- **EXTRACTED DATA**:
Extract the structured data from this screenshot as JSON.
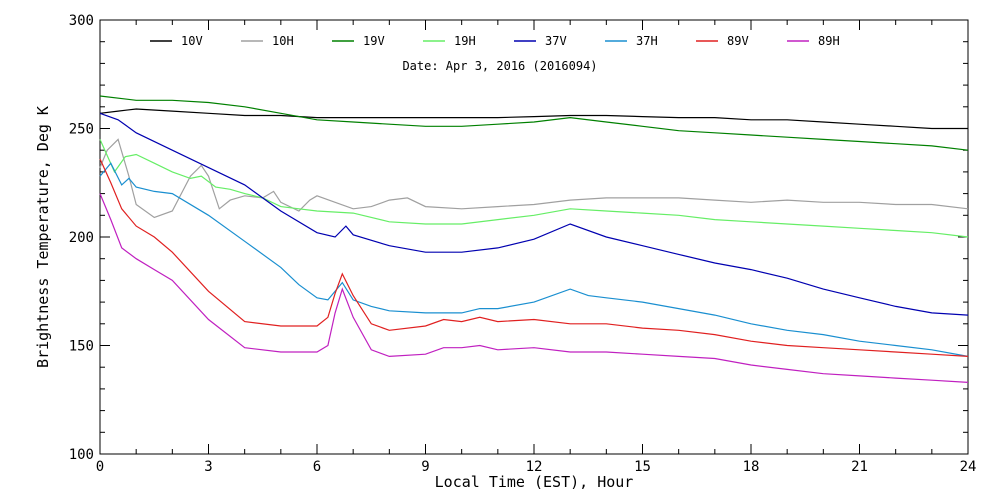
{
  "chart_data": {
    "type": "line",
    "subtitle": "Date: Apr  3, 2016 (2016094)",
    "xlabel": "Local Time (EST), Hour",
    "ylabel": "Brightness Temperature, Deg K",
    "xlim": [
      0,
      24
    ],
    "ylim": [
      100,
      300
    ],
    "xticks": [
      0,
      3,
      6,
      9,
      12,
      15,
      18,
      21,
      24
    ],
    "yticks": [
      100,
      150,
      200,
      250,
      300
    ],
    "grid": false,
    "legend_position": "top",
    "series": [
      {
        "name": "10V",
        "color": "#000000",
        "x": [
          0,
          0.5,
          1,
          2,
          3,
          4,
          5,
          6,
          7,
          8,
          9,
          10,
          11,
          12,
          13,
          14,
          15,
          16,
          17,
          18,
          19,
          20,
          21,
          22,
          23,
          24
        ],
        "y": [
          257,
          258,
          259,
          258,
          257,
          256,
          256,
          255,
          255,
          255,
          255,
          255,
          255,
          255.5,
          256,
          256,
          255.5,
          255,
          255,
          254,
          254,
          253,
          252,
          251,
          250,
          250
        ]
      },
      {
        "name": "10H",
        "color": "#a0a0a0",
        "x": [
          0,
          0.2,
          0.5,
          0.8,
          1,
          1.5,
          2,
          2.5,
          2.8,
          3,
          3.3,
          3.6,
          4,
          4.5,
          4.8,
          5,
          5.5,
          5.8,
          6,
          6.5,
          7,
          7.5,
          8,
          8.5,
          9,
          10,
          11,
          12,
          13,
          14,
          15,
          16,
          17,
          18,
          19,
          20,
          21,
          22,
          23,
          24
        ],
        "y": [
          232,
          240,
          245,
          228,
          215,
          209,
          212,
          228,
          233,
          228,
          213,
          217,
          219,
          218,
          221,
          216,
          212,
          217,
          219,
          216,
          213,
          214,
          217,
          218,
          214,
          213,
          214,
          215,
          217,
          218,
          218,
          218,
          217,
          216,
          217,
          216,
          216,
          215,
          215,
          213
        ]
      },
      {
        "name": "19V",
        "color": "#008000",
        "x": [
          0,
          1,
          2,
          3,
          4,
          5,
          6,
          7,
          8,
          9,
          10,
          11,
          12,
          13,
          14,
          15,
          16,
          17,
          18,
          19,
          20,
          21,
          22,
          23,
          24
        ],
        "y": [
          265,
          263,
          263,
          262,
          260,
          257,
          254,
          253,
          252,
          251,
          251,
          252,
          253,
          255,
          253,
          251,
          249,
          248,
          247,
          246,
          245,
          244,
          243,
          242,
          240
        ]
      },
      {
        "name": "19H",
        "color": "#66ee66",
        "x": [
          0,
          0.4,
          0.7,
          1,
          1.5,
          2,
          2.5,
          2.8,
          3.2,
          3.6,
          4,
          4.5,
          5,
          5.5,
          6,
          7,
          8,
          9,
          10,
          11,
          12,
          13,
          14,
          15,
          16,
          17,
          18,
          19,
          20,
          21,
          22,
          23,
          24
        ],
        "y": [
          245,
          230,
          237,
          238,
          234,
          230,
          227,
          228,
          223,
          222,
          220,
          218,
          214,
          213,
          212,
          211,
          207,
          206,
          206,
          208,
          210,
          213,
          212,
          211,
          210,
          208,
          207,
          206,
          205,
          204,
          203,
          202,
          200
        ]
      },
      {
        "name": "37V",
        "color": "#0000b0",
        "x": [
          0,
          0.5,
          1,
          2,
          3,
          4,
          5,
          6,
          6.5,
          6.8,
          7,
          8,
          9,
          10,
          11,
          12,
          13,
          14,
          15,
          16,
          17,
          18,
          19,
          20,
          21,
          22,
          23,
          24
        ],
        "y": [
          257,
          254,
          248,
          240,
          232,
          224,
          212,
          202,
          200,
          205,
          201,
          196,
          193,
          193,
          195,
          199,
          206,
          200,
          196,
          192,
          188,
          185,
          181,
          176,
          172,
          168,
          165,
          164
        ]
      },
      {
        "name": "37H",
        "color": "#1a8fd0",
        "x": [
          0,
          0.3,
          0.6,
          0.8,
          1,
          1.5,
          2,
          3,
          4,
          5,
          5.5,
          6,
          6.3,
          6.7,
          7,
          7.5,
          8,
          9,
          10,
          10.5,
          11,
          12,
          13,
          13.5,
          14,
          15,
          16,
          17,
          18,
          19,
          20,
          21,
          22,
          23,
          24
        ],
        "y": [
          228,
          234,
          224,
          227,
          223,
          221,
          220,
          210,
          198,
          186,
          178,
          172,
          171,
          179,
          171,
          168,
          166,
          165,
          165,
          167,
          167,
          170,
          176,
          173,
          172,
          170,
          167,
          164,
          160,
          157,
          155,
          152,
          150,
          148,
          145
        ]
      },
      {
        "name": "89V",
        "color": "#e02020",
        "x": [
          0,
          0.3,
          0.6,
          1,
          1.5,
          2,
          3,
          4,
          5,
          6,
          6.3,
          6.5,
          6.7,
          7,
          7.5,
          8,
          9,
          9.5,
          10,
          10.5,
          11,
          12,
          13,
          14,
          15,
          16,
          17,
          18,
          19,
          20,
          21,
          22,
          23,
          24
        ],
        "y": [
          236,
          225,
          213,
          205,
          200,
          193,
          175,
          161,
          159,
          159,
          163,
          174,
          183,
          173,
          160,
          157,
          159,
          162,
          161,
          163,
          161,
          162,
          160,
          160,
          158,
          157,
          155,
          152,
          150,
          149,
          148,
          147,
          146,
          145
        ]
      },
      {
        "name": "89H",
        "color": "#c020c0",
        "x": [
          0,
          0.3,
          0.6,
          1,
          1.5,
          2,
          3,
          4,
          5,
          6,
          6.3,
          6.5,
          6.7,
          7,
          7.5,
          8,
          9,
          9.5,
          10,
          10.5,
          11,
          12,
          13,
          14,
          15,
          16,
          17,
          18,
          19,
          20,
          21,
          22,
          23,
          24
        ],
        "y": [
          220,
          208,
          195,
          190,
          185,
          180,
          162,
          149,
          147,
          147,
          150,
          165,
          176,
          163,
          148,
          145,
          146,
          149,
          149,
          150,
          148,
          149,
          147,
          147,
          146,
          145,
          144,
          141,
          139,
          137,
          136,
          135,
          134,
          133
        ]
      }
    ]
  }
}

- **WHAT THE TASK ASKS**:
How many lines of the listing above include the word "name"? State the number and nothing else.

- **WRITTEN SOLUTION**:
8